Problem requirements: Output the material word for word. Leave each picture out.

>> begin Given entries

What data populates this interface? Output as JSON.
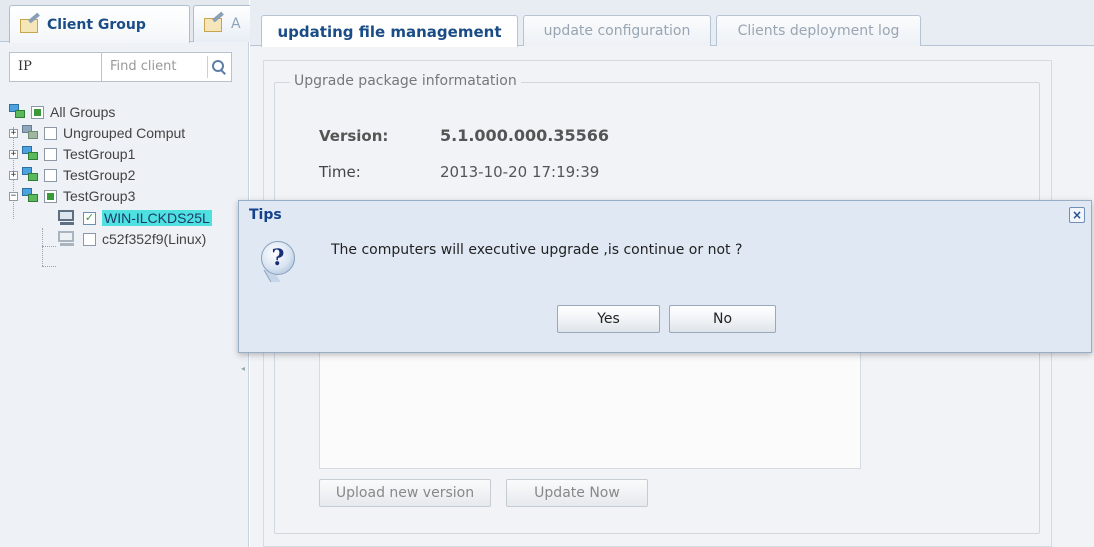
{
  "left_tabs": [
    {
      "label": "Client Group",
      "active": true
    },
    {
      "label": "A",
      "active": false
    }
  ],
  "search": {
    "field": "IP",
    "placeholder": "Find client"
  },
  "tree": {
    "root": "All Groups",
    "groups": [
      {
        "label": "Ungrouped Comput",
        "icon": "group-grey-icon"
      },
      {
        "label": "TestGroup1",
        "icon": "group-icon"
      },
      {
        "label": "TestGroup2",
        "icon": "group-icon"
      },
      {
        "label": "TestGroup3",
        "icon": "group-icon",
        "expanded": true
      }
    ],
    "clients": [
      {
        "label": "WIN-ILCKDS25L",
        "checked": true,
        "selected": true
      },
      {
        "label": "c52f352f9(Linux)",
        "checked": false,
        "selected": false
      }
    ]
  },
  "main_tabs": [
    {
      "label": "updating file management",
      "active": true
    },
    {
      "label": "update configuration",
      "active": false
    },
    {
      "label": "Clients deployment log",
      "active": false
    }
  ],
  "package_info": {
    "legend": "Upgrade package informatation",
    "version_label": "Version:",
    "version_value": "5.1.000.000.35566",
    "time_label": "Time:",
    "time_value": "2013-10-20 17:19:39"
  },
  "buttons": {
    "upload": "Upload new version",
    "update": "Update Now"
  },
  "dialog": {
    "title": "Tips",
    "message": "The computers will executive upgrade ,is continue or not ?",
    "yes": "Yes",
    "no": "No",
    "close": "×"
  },
  "colors": {
    "selection": "#4fe0e0",
    "tab_text": "#1a4c86",
    "dialog_title": "#15428b"
  }
}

>> end Given entries

The reply:
What data populates this interface? Output as JSON.
{
  "left_tabs": [
    {
      "label": "Client Group",
      "active": true
    },
    {
      "label": "A",
      "active": false
    }
  ],
  "search": {
    "field": "IP",
    "placeholder": "Find client"
  },
  "tree": {
    "root": "All Groups",
    "groups": [
      {
        "label": "Ungrouped Comput",
        "icon": "group-grey-icon"
      },
      {
        "label": "TestGroup1",
        "icon": "group-icon"
      },
      {
        "label": "TestGroup2",
        "icon": "group-icon"
      },
      {
        "label": "TestGroup3",
        "icon": "group-icon",
        "expanded": true
      }
    ],
    "clients": [
      {
        "label": "WIN-ILCKDS25L",
        "checked": true,
        "selected": true
      },
      {
        "label": "c52f352f9(Linux)",
        "checked": false,
        "selected": false
      }
    ]
  },
  "main_tabs": [
    {
      "label": "updating file management",
      "active": true
    },
    {
      "label": "update configuration",
      "active": false
    },
    {
      "label": "Clients deployment log",
      "active": false
    }
  ],
  "package_info": {
    "legend": "Upgrade package informatation",
    "version_label": "Version:",
    "version_value": "5.1.000.000.35566",
    "time_label": "Time:",
    "time_value": "2013-10-20 17:19:39"
  },
  "buttons": {
    "upload": "Upload new version",
    "update": "Update Now"
  },
  "dialog": {
    "title": "Tips",
    "message": "The computers will executive upgrade ,is continue or not ?",
    "yes": "Yes",
    "no": "No",
    "close": "×"
  },
  "colors": {
    "selection": "#4fe0e0",
    "tab_text": "#1a4c86",
    "dialog_title": "#15428b"
  }
}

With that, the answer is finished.